_The problem:_
Comb the records below for the string "marketmindsadvisory" and copy each line where it turns up.

(Entries with figure data)
(begin)

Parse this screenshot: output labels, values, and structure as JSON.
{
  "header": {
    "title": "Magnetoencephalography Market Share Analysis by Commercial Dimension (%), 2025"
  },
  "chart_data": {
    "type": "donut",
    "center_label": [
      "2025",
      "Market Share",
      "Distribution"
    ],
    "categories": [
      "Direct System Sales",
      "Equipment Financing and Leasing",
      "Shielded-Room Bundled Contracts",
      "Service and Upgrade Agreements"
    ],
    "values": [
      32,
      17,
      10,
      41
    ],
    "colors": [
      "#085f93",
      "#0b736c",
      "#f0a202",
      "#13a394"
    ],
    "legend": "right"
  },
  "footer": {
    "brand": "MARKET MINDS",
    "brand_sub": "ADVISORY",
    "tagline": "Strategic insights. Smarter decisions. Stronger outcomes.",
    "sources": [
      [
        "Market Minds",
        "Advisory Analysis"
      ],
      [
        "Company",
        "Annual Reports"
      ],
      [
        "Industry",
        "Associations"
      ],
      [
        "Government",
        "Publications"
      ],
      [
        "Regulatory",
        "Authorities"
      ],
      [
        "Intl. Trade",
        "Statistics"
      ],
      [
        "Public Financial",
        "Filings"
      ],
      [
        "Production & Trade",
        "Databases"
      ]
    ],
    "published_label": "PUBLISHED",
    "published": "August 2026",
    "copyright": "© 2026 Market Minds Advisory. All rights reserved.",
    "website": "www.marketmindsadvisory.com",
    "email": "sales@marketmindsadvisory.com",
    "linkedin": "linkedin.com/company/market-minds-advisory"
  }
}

(end)

_Task result:_
    "website": "www.marketmindsadvisory.com",
    "email": "sales@marketmindsadvisory.com",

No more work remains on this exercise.